Written exercise: Go through the entries below and pick out every line with "interests".

◇ ◇ ◇ ◇ ◇ ◇ ◇

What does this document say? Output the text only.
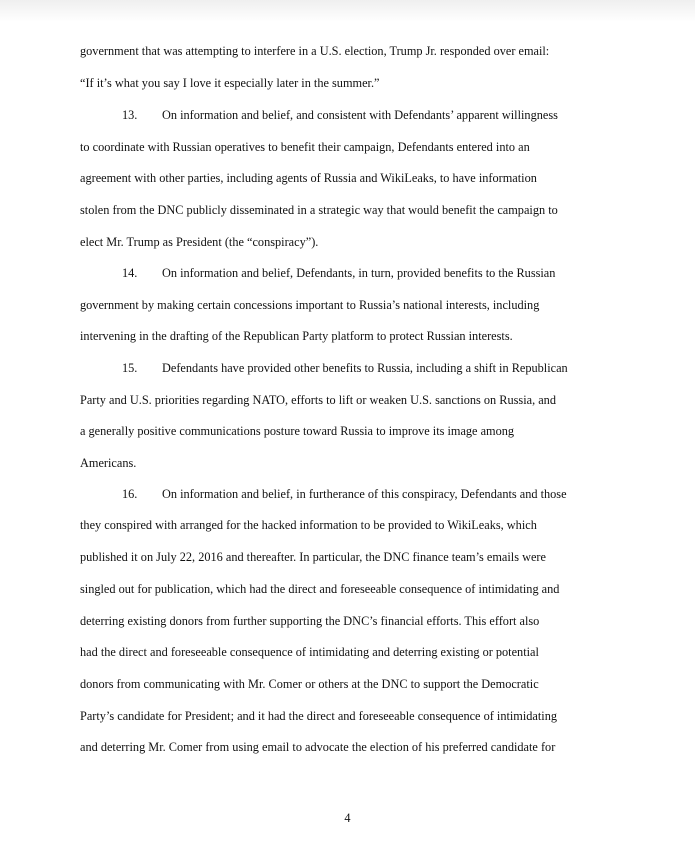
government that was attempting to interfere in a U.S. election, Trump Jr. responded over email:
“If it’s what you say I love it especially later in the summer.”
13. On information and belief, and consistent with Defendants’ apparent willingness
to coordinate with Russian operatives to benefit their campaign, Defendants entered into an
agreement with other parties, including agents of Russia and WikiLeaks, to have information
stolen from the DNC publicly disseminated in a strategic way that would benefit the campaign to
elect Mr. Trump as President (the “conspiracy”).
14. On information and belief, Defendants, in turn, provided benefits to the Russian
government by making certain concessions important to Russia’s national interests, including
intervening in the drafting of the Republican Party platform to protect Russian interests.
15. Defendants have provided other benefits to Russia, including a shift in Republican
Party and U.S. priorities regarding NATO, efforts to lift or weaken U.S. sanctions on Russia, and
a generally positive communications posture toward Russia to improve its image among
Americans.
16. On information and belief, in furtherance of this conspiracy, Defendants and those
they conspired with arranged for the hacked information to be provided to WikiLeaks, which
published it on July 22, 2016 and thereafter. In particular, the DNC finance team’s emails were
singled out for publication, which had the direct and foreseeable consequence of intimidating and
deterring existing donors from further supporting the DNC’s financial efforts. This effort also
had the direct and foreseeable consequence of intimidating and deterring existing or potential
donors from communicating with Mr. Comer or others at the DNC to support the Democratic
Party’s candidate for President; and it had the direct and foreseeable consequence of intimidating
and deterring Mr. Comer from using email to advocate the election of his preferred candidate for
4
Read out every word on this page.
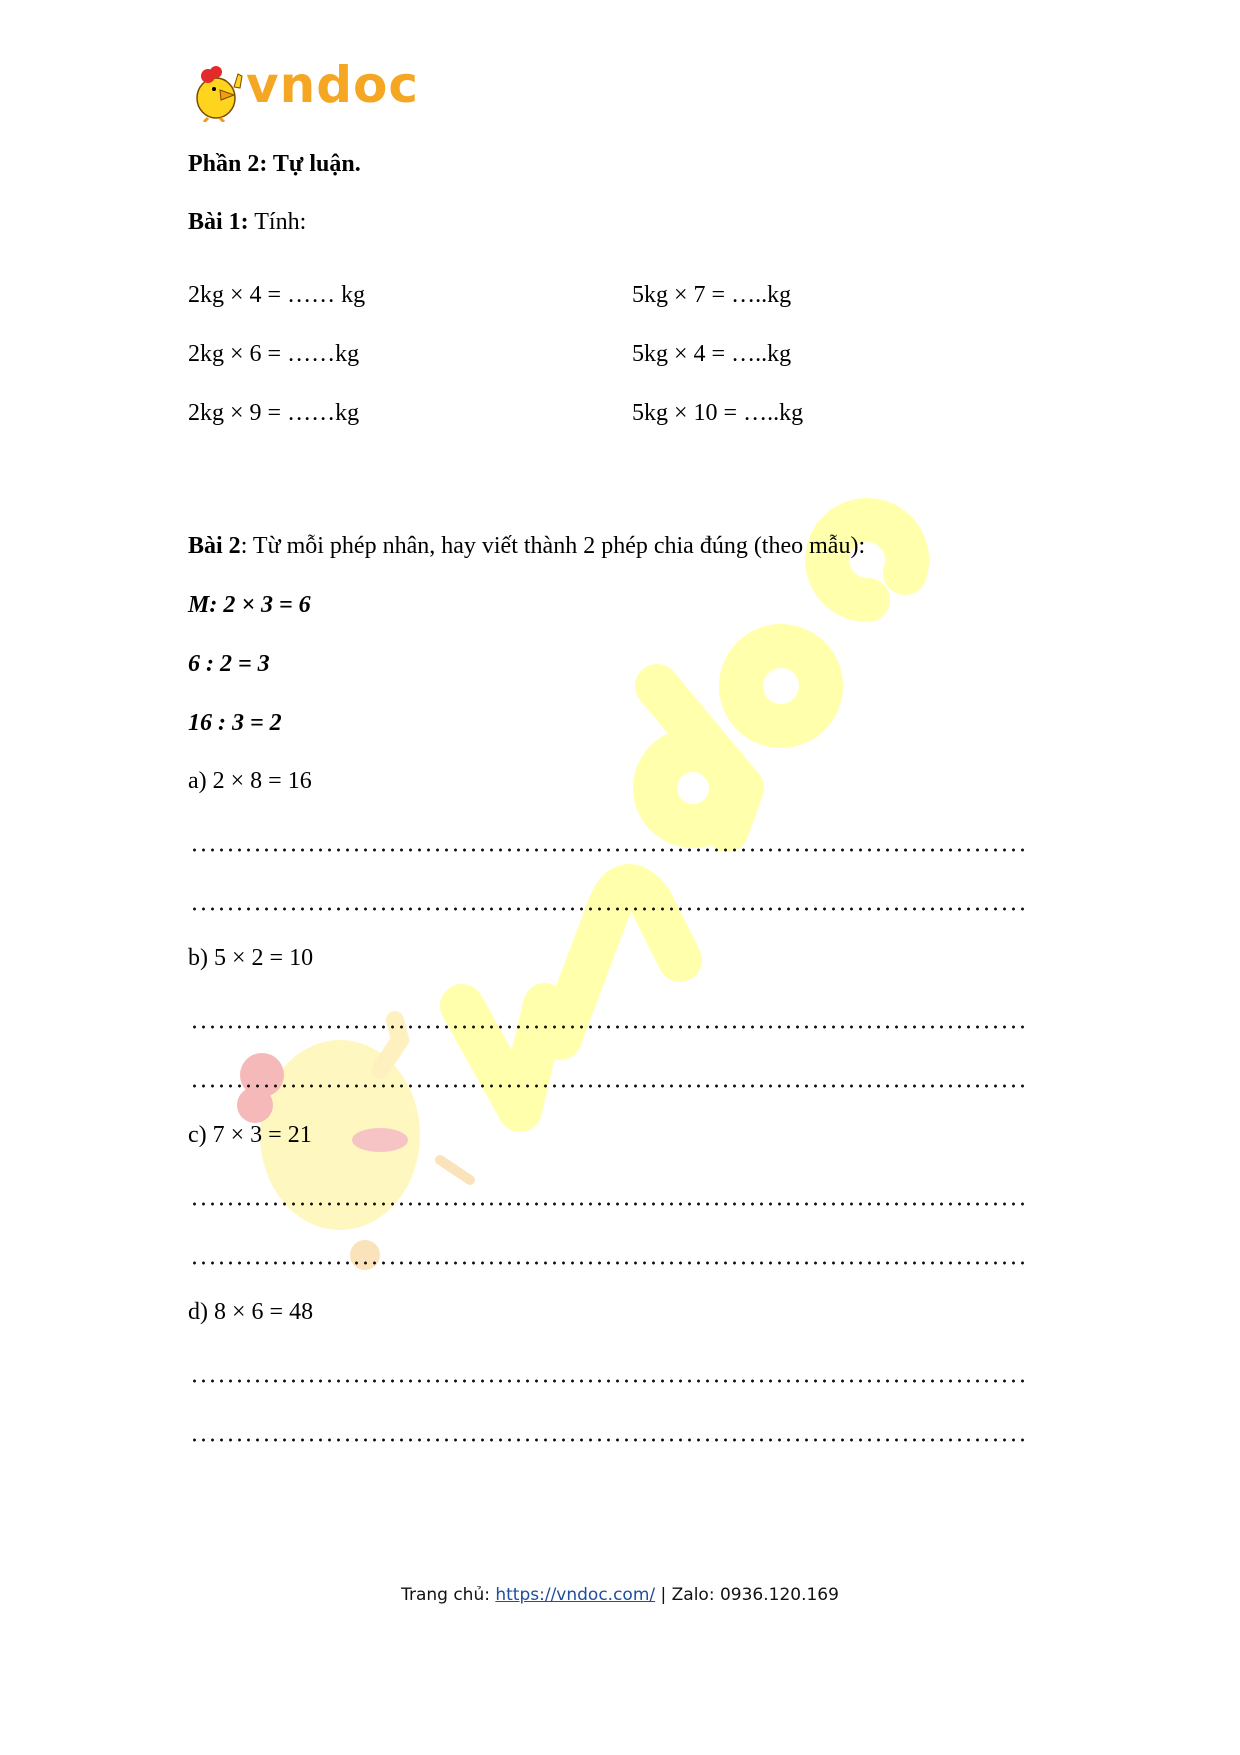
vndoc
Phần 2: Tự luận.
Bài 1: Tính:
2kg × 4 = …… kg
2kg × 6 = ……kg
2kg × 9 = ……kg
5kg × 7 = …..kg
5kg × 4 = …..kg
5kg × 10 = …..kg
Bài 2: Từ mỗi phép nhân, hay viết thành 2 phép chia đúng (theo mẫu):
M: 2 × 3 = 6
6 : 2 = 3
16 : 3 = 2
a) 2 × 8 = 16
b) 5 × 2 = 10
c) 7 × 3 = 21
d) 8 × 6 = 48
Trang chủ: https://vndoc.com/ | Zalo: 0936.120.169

◇ ◇ ◇ ◇ ◇ ◇ ◇

Complete response:
government by making certain concessions important to Russia’s national interests, including
intervening in the drafting of the Republican Party platform to protect Russian interests.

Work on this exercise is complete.